* _Task directions_: Retype the records below word for word and omit any image.
··· Data lines
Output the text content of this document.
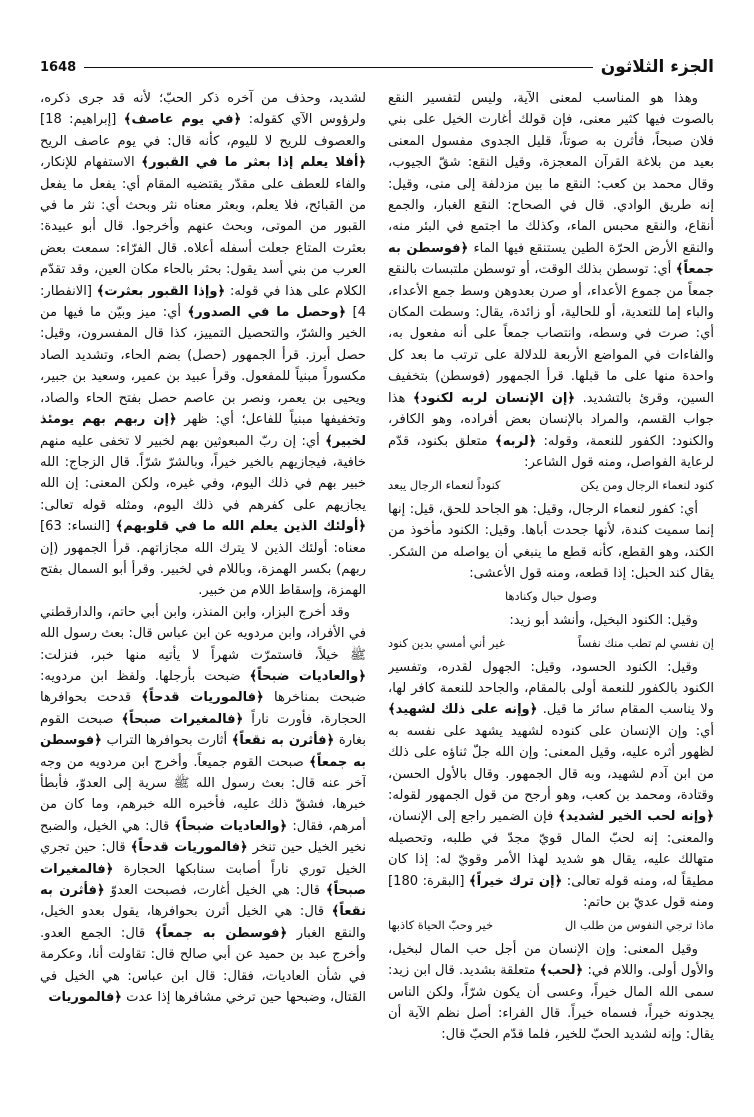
الجزء الثلاثون
1648

وهذا هو المناسب لمعنى الآية، وليس لتفسير النقع بالصوت فيها كثير معنى، فإن قولك أغارت الخيل على بني فلان صبحاً، فأثرن به صوتاً، قليل الجدوى مفسول المعنى بعيد من بلاغة القرآن المعجزة، وقيل النقع: شقّ الجيوب، وقال محمد بن كعب: النقع ما بين مزدلفة إلى منى، وقيل: إنه طريق الوادي. قال في الصحاح: النقع الغبار، والجمع أنقاع، والنقع محبس الماء، وكذلك ما اجتمع في البئر منه، والنقع الأرض الحرّة الطين يستنقع فيها الماء ﴿فوسطن به جمعاً﴾ أي: توسطن بذلك الوقت، أو توسطن ملتبسات بالنقع جمعاً من جموع الأعداء، أو صرن بعدوهن وسط جمع الأعداء، والباء إما للتعدية، أو للحالية، أو زائدة، يقال: وسطت المكان أي: صرت في وسطه، وانتصاب جمعاً على أنه مفعول به، والفاءات في المواضع الأربعة للدلالة على ترتب ما بعد كل واحدة منها على ما قبلها. قرأ الجمهور (فوسطن) بتخفيف السين، وقرئ بالتشديد. ﴿إن الإنسان لربه لكنود﴾ هذا جواب القسم، والمراد بالإنسان بعض أفراده، وهو الكافر، والكنود: الكفور للنعمة، وقوله: ﴿لربه﴾ متعلق بكنود، قدّم لرعاية الفواصل، ومنه قول الشاعر:

كنود لنعماء الرجال ومن يكن
كنوداً لنعماء الرجال يبعد

أي: كفور لنعماء الرجال، وقيل: هو الجاحد للحق، قيل: إنها إنما سميت كندة، لأنها جحدت أباها. وقيل: الكنود مأخوذ من الكند، وهو القطع، كأنه قطع ما ينبغي أن يواصله من الشكر. يقال كند الحبل: إذا قطعه، ومنه قول الأعشى:

وصول حبال وكنادها

وقيل: الكنود البخيل، وأنشد أبو زيد:

إن نفسي لم تطب منك نفساً
غير أني أمسي بدين كنود

وقيل: الكنود الحسود، وقيل: الجهول لقدره، وتفسير الكنود بالكفور للنعمة أولى بالمقام، والجاحد للنعمة كافر لها، ولا يناسب المقام سائر ما قيل. ﴿وإنه على ذلك لشهيد﴾ أي: وإن الإنسان على كنوده لشهيد يشهد على نفسه به لظهور أثره عليه، وقيل المعنى: وإن الله جلّ ثناؤه على ذلك من ابن آدم لشهيد، وبه قال الجمهور. وقال بالأول الحسن، وقتادة، ومحمد بن كعب، وهو أرجح من قول الجمهور لقوله: ﴿وإنه لحب الخير لشديد﴾ فإن الضمير راجع إلى الإنسان، والمعنى: إنه لحبّ المال قويّ مجدّ في طلبه، وتحصيله متهالك عليه، يقال هو شديد لهذا الأمر وقويّ له: إذا كان مطيقاً له، ومنه قوله تعالى: ﴿إن ترك خيراً﴾ [البقرة: 180] ومنه قول عديّ بن حاتم:

ماذا ترجي النفوس من طلب ال
خير وحبّ الحياة كاذبها

وقيل المعنى: وإن الإنسان من أجل حب المال لبخيل، والأول أولى. واللام في: ﴿لحب﴾ متعلقة بشديد. قال ابن زيد: سمى الله المال خيراً، وعسى أن يكون شرّاً، ولكن الناس يجدونه خيراً، فسماه خيراً. قال الفراء: أصل نظم الآية أن يقال: وإنه لشديد الحبّ للخير، فلما قدّم الحبّ قال:

لشديد، وحذف من آخره ذكر الحبّ؛ لأنه قد جرى ذكره، ولرؤوس الآي كقوله: ﴿في يوم عاصف﴾ [إبراهيم: 18] والعصوف للريح لا لليوم، كأنه قال: في يوم عاصف الريح ﴿أفلا يعلم إذا بعثر ما في القبور﴾ الاستفهام للإنكار، والفاء للعطف على مقدّر يقتضيه المقام أي: يفعل ما يفعل من القبائح، فلا يعلم، وبعثر معناه نثر وبحث أي: نثر ما في القبور من الموتى، وبحث عنهم وأخرجوا. قال أبو عبيدة: بعثرت المتاع جعلت أسفله أعلاه. قال الفرّاء: سمعت بعض العرب من بني أسد يقول: بحثر بالحاء مكان العين، وقد تقدّم الكلام على هذا في قوله: ﴿وإذا القبور بعثرت﴾ [الانفطار: 4] ﴿وحصل ما في الصدور﴾ أي: ميز وبيّن ما فيها من الخير والشرّ، والتحصيل التمييز، كذا قال المفسرون، وقيل: حصل أبرز. قرأ الجمهور (حصل) بضم الحاء، وتشديد الصاد مكسوراً مبنياً للمفعول. وقرأ عبيد بن عمير، وسعيد بن جبير، ويحيى بن يعمر، ونصر بن عاصم حصل بفتح الحاء والصاد، وتخفيفها مبنياً للفاعل؛ أي: ظهر ﴿إن ربهم بهم يومئذ لخبير﴾ أي: إن ربّ المبعوثين بهم لخبير لا تخفى عليه منهم خافية، فيجازيهم بالخير خيراً، وبالشرّ شرّاً. قال الزجاج: الله خبير بهم في ذلك اليوم، وفي غيره، ولكن المعنى: إن الله يجازيهم على كفرهم في ذلك اليوم، ومثله قوله تعالى: ﴿أولئك الذين يعلم الله ما في قلوبهم﴾ [النساء: 63] معناه: أولئك الذين لا يترك الله مجازاتهم. قرأ الجمهور (إن ربهم) بكسر الهمزة، وباللام في لخبير. وقرأ أبو السمال بفتح الهمزة، وإسقاط اللام من خبير.

وقد أخرج البزار، وابن المنذر، وابن أبي حاتم، والدارقطني في الأفراد، وابن مردويه عن ابن عباس قال: بعث رسول الله ﷺ خيلاً، فاستمرّت شهراً لا يأتيه منها خبر، فنزلت: ﴿والعاديات ضبحاً﴾ ضبحت بأرجلها. ولفظ ابن مردويه: ضبحت بمناخرها ﴿فالموريات قدحاً﴾ قدحت بحوافرها الحجارة، فأورت ناراً ﴿فالمغيرات صبحاً﴾ صبحت القوم بغارة ﴿فأثرن به نقعاً﴾ أثارت بحوافرها التراب ﴿فوسطن به جمعاً﴾ صبحت القوم جميعاً. وأخرج ابن مردويه من وجه آخر عنه قال: بعث رسول الله ﷺ سرية إلى العدوّ، فأبطأ خبرها، فشقّ ذلك عليه، فأخبره الله خبرهم، وما كان من أمرهم، فقال: ﴿والعاديات ضبحاً﴾ قال: هي الخيل، والضبح نخير الخيل حين تنخر ﴿فالموريات قدحاً﴾ قال: حين تجري الخيل توري ناراً أصابت سنابكها الحجارة ﴿فالمغيرات صبحاً﴾ قال: هي الخيل أغارت، فصبحت العدوّ ﴿فأثرن به نقعاً﴾ قال: هي الخيل أثرن بحوافرها، يقول بعدو الخيل، والنقع الغبار ﴿فوسطن به جمعاً﴾ قال: الجمع العدو. وأخرج عبد بن حميد عن أبي صالح قال: تقاولت أنا، وعكرمة في شأن العاديات، فقال: قال ابن عباس: هي الخيل في القتال، وضبحها حين ترخي مشافرها إذا عدت ﴿فالموريات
······
* _Solution to this task_:
Output the text content of this document.
الجزء الثلاثون
1648

وهذا هو المناسب لمعنى الآية، وليس لتفسير النقع بالصوت فيها كثير معنى، فإن قولك أغارت الخيل على بني فلان صبحاً، فأثرن به صوتاً، قليل الجدوى مفسول المعنى بعيد من بلاغة القرآن المعجزة، وقيل النقع: شقّ الجيوب، وقال محمد بن كعب: النقع ما بين مزدلفة إلى منى، وقيل: إنه طريق الوادي. قال في الصحاح: النقع الغبار، والجمع أنقاع، والنقع محبس الماء، وكذلك ما اجتمع في البئر منه، والنقع الأرض الحرّة الطين يستنقع فيها الماء ﴿فوسطن به جمعاً﴾ أي: توسطن بذلك الوقت، أو توسطن ملتبسات بالنقع جمعاً من جموع الأعداء، أو صرن بعدوهن وسط جمع الأعداء، والباء إما للتعدية، أو للحالية، أو زائدة، يقال: وسطت المكان أي: صرت في وسطه، وانتصاب جمعاً على أنه مفعول به، والفاءات في المواضع الأربعة للدلالة على ترتب ما بعد كل واحدة منها على ما قبلها. قرأ الجمهور (فوسطن) بتخفيف السين، وقرئ بالتشديد. ﴿إن الإنسان لربه لكنود﴾ هذا جواب القسم، والمراد بالإنسان بعض أفراده، وهو الكافر، والكنود: الكفور للنعمة، وقوله: ﴿لربه﴾ متعلق بكنود، قدّم لرعاية الفواصل، ومنه قول الشاعر:

كنود لنعماء الرجال ومن يكن
كنوداً لنعماء الرجال يبعد

أي: كفور لنعماء الرجال، وقيل: هو الجاحد للحق، قيل: إنها إنما سميت كندة، لأنها جحدت أباها. وقيل: الكنود مأخوذ من الكند، وهو القطع، كأنه قطع ما ينبغي أن يواصله من الشكر. يقال كند الحبل: إذا قطعه، ومنه قول الأعشى:

وصول حبال وكنادها

وقيل: الكنود البخيل، وأنشد أبو زيد:

إن نفسي لم تطب منك نفساً
غير أني أمسي بدين كنود

وقيل: الكنود الحسود، وقيل: الجهول لقدره، وتفسير الكنود بالكفور للنعمة أولى بالمقام، والجاحد للنعمة كافر لها، ولا يناسب المقام سائر ما قيل. ﴿وإنه على ذلك لشهيد﴾ أي: وإن الإنسان على كنوده لشهيد يشهد على نفسه به لظهور أثره عليه، وقيل المعنى: وإن الله جلّ ثناؤه على ذلك من ابن آدم لشهيد، وبه قال الجمهور. وقال بالأول الحسن، وقتادة، ومحمد بن كعب، وهو أرجح من قول الجمهور لقوله: ﴿وإنه لحب الخير لشديد﴾ فإن الضمير راجع إلى الإنسان، والمعنى: إنه لحبّ المال قويّ مجدّ في طلبه، وتحصيله متهالك عليه، يقال هو شديد لهذا الأمر وقويّ له: إذا كان مطيقاً له، ومنه قوله تعالى: ﴿إن ترك خيراً﴾ [البقرة: 180] ومنه قول عديّ بن حاتم:

ماذا ترجي النفوس من طلب ال
خير وحبّ الحياة كاذبها

وقيل المعنى: وإن الإنسان من أجل حب المال لبخيل، والأول أولى. واللام في: ﴿لحب﴾ متعلقة بشديد. قال ابن زيد: سمى الله المال خيراً، وعسى أن يكون شرّاً، ولكن الناس يجدونه خيراً، فسماه خيراً. قال الفراء: أصل نظم الآية أن يقال: وإنه لشديد الحبّ للخير، فلما قدّم الحبّ قال:

لشديد، وحذف من آخره ذكر الحبّ؛ لأنه قد جرى ذكره، ولرؤوس الآي كقوله: ﴿في يوم عاصف﴾ [إبراهيم: 18] والعصوف للريح لا لليوم، كأنه قال: في يوم عاصف الريح ﴿أفلا يعلم إذا بعثر ما في القبور﴾ الاستفهام للإنكار، والفاء للعطف على مقدّر يقتضيه المقام أي: يفعل ما يفعل من القبائح، فلا يعلم، وبعثر معناه نثر وبحث أي: نثر ما في القبور من الموتى، وبحث عنهم وأخرجوا. قال أبو عبيدة: بعثرت المتاع جعلت أسفله أعلاه. قال الفرّاء: سمعت بعض العرب من بني أسد يقول: بحثر بالحاء مكان العين، وقد تقدّم الكلام على هذا في قوله: ﴿وإذا القبور بعثرت﴾ [الانفطار: 4] ﴿وحصل ما في الصدور﴾ أي: ميز وبيّن ما فيها من الخير والشرّ، والتحصيل التمييز، كذا قال المفسرون، وقيل: حصل أبرز. قرأ الجمهور (حصل) بضم الحاء، وتشديد الصاد مكسوراً مبنياً للمفعول. وقرأ عبيد بن عمير، وسعيد بن جبير، ويحيى بن يعمر، ونصر بن عاصم حصل بفتح الحاء والصاد، وتخفيفها مبنياً للفاعل؛ أي: ظهر ﴿إن ربهم بهم يومئذ لخبير﴾ أي: إن ربّ المبعوثين بهم لخبير لا تخفى عليه منهم خافية، فيجازيهم بالخير خيراً، وبالشرّ شرّاً. قال الزجاج: الله خبير بهم في ذلك اليوم، وفي غيره، ولكن المعنى: إن الله يجازيهم على كفرهم في ذلك اليوم، ومثله قوله تعالى: ﴿أولئك الذين يعلم الله ما في قلوبهم﴾ [النساء: 63] معناه: أولئك الذين لا يترك الله مجازاتهم. قرأ الجمهور (إن ربهم) بكسر الهمزة، وباللام في لخبير. وقرأ أبو السمال بفتح الهمزة، وإسقاط اللام من خبير.

وقد أخرج البزار، وابن المنذر، وابن أبي حاتم، والدارقطني في الأفراد، وابن مردويه عن ابن عباس قال: بعث رسول الله ﷺ خيلاً، فاستمرّت شهراً لا يأتيه منها خبر، فنزلت: ﴿والعاديات ضبحاً﴾ ضبحت بأرجلها. ولفظ ابن مردويه: ضبحت بمناخرها ﴿فالموريات قدحاً﴾ قدحت بحوافرها الحجارة، فأورت ناراً ﴿فالمغيرات صبحاً﴾ صبحت القوم بغارة ﴿فأثرن به نقعاً﴾ أثارت بحوافرها التراب ﴿فوسطن به جمعاً﴾ صبحت القوم جميعاً. وأخرج ابن مردويه من وجه آخر عنه قال: بعث رسول الله ﷺ سرية إلى العدوّ، فأبطأ خبرها، فشقّ ذلك عليه، فأخبره الله خبرهم، وما كان من أمرهم، فقال: ﴿والعاديات ضبحاً﴾ قال: هي الخيل، والضبح نخير الخيل حين تنخر ﴿فالموريات قدحاً﴾ قال: حين تجري الخيل توري ناراً أصابت سنابكها الحجارة ﴿فالمغيرات صبحاً﴾ قال: هي الخيل أغارت، فصبحت العدوّ ﴿فأثرن به نقعاً﴾ قال: هي الخيل أثرن بحوافرها، يقول بعدو الخيل، والنقع الغبار ﴿فوسطن به جمعاً﴾ قال: الجمع العدو. وأخرج عبد بن حميد عن أبي صالح قال: تقاولت أنا، وعكرمة في شأن العاديات، فقال: قال ابن عباس: هي الخيل في القتال، وضبحها حين ترخي مشافرها إذا عدت ﴿فالموريات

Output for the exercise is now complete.